## [Short exercise]
Extract each line where the string "JSON" shows up.

## [Extracted information]
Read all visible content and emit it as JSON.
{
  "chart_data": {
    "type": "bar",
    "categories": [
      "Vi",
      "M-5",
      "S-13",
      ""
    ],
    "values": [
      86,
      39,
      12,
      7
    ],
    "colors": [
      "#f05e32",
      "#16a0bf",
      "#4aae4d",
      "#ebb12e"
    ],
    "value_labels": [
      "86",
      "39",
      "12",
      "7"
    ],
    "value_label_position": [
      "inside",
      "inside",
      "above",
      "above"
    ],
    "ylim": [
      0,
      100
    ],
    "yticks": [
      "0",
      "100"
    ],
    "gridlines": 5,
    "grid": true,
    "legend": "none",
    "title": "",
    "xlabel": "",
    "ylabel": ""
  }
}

--

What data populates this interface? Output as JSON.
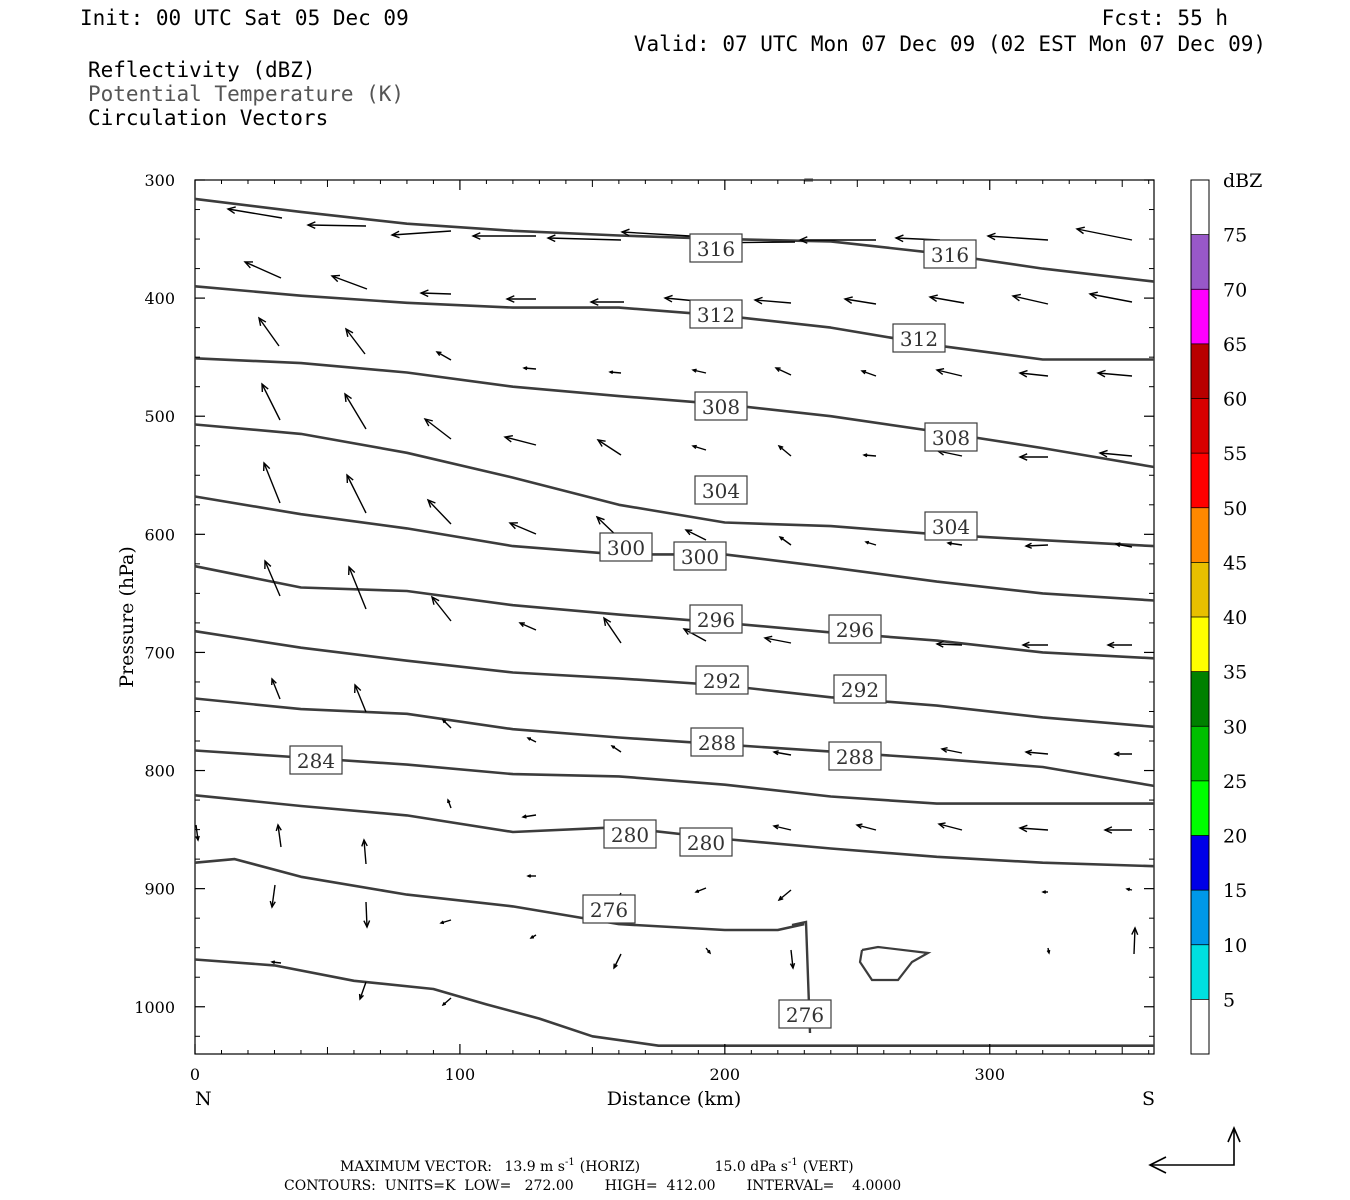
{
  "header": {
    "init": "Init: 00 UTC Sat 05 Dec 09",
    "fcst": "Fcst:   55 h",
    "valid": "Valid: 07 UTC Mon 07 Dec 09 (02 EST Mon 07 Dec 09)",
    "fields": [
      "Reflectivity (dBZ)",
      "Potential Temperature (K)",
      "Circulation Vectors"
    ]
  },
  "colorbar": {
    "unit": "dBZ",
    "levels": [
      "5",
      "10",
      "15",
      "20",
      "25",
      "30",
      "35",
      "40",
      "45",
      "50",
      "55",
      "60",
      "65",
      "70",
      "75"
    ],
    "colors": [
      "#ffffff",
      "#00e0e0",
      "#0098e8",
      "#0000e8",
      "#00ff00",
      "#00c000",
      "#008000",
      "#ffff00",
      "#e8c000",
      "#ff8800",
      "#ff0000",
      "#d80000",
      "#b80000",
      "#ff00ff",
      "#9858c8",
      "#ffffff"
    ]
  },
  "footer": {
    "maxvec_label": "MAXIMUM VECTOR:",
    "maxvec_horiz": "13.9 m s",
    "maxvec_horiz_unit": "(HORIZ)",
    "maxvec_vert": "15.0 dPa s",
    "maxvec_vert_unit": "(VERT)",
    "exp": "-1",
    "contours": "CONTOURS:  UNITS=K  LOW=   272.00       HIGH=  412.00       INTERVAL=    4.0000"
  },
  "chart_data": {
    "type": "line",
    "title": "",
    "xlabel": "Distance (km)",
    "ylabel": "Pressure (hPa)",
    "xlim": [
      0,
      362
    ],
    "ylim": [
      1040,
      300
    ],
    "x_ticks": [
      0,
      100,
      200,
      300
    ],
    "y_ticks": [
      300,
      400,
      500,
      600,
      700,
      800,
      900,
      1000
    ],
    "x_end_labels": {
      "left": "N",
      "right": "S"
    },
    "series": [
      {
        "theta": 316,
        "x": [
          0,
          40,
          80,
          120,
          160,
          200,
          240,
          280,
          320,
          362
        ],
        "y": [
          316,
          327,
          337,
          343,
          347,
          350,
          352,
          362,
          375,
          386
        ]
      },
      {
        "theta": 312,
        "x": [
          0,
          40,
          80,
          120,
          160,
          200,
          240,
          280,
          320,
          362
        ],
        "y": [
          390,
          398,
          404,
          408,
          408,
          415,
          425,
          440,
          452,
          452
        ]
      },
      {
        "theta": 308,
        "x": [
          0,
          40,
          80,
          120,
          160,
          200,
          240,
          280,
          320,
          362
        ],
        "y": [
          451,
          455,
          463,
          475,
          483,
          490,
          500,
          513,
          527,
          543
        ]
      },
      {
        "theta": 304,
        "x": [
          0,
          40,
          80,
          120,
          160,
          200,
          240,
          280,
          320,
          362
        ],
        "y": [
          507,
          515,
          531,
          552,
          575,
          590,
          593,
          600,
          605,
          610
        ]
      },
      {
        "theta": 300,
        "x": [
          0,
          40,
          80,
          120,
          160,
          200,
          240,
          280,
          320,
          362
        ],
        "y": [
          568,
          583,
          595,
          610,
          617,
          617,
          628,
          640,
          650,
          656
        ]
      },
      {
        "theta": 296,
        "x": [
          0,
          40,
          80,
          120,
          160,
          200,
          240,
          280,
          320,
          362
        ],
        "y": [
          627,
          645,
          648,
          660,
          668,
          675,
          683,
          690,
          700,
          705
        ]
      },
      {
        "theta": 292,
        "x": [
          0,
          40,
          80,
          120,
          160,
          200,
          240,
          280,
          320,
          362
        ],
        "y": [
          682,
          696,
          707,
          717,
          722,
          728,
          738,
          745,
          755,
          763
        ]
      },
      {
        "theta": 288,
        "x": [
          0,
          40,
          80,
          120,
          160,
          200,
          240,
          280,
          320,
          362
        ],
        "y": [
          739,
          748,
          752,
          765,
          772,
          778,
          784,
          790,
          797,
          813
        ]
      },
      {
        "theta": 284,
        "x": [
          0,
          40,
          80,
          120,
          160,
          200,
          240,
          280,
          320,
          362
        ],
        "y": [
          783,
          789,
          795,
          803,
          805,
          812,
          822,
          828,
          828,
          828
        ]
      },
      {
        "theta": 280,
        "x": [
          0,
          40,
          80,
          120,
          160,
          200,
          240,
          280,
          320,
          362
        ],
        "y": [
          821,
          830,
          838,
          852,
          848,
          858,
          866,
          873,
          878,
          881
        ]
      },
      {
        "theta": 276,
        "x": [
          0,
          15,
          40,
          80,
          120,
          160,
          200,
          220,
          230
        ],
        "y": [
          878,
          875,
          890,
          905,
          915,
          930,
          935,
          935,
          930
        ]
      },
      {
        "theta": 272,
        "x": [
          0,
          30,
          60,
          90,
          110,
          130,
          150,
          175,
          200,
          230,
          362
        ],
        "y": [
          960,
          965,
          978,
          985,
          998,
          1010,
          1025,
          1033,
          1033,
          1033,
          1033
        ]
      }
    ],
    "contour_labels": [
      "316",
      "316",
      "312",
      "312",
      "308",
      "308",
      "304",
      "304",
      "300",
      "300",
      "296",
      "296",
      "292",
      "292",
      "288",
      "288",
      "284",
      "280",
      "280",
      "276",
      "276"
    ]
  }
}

## [Correct response]
Read all visible content and emit it as JSON.
What data populates this interface? Output as JSON.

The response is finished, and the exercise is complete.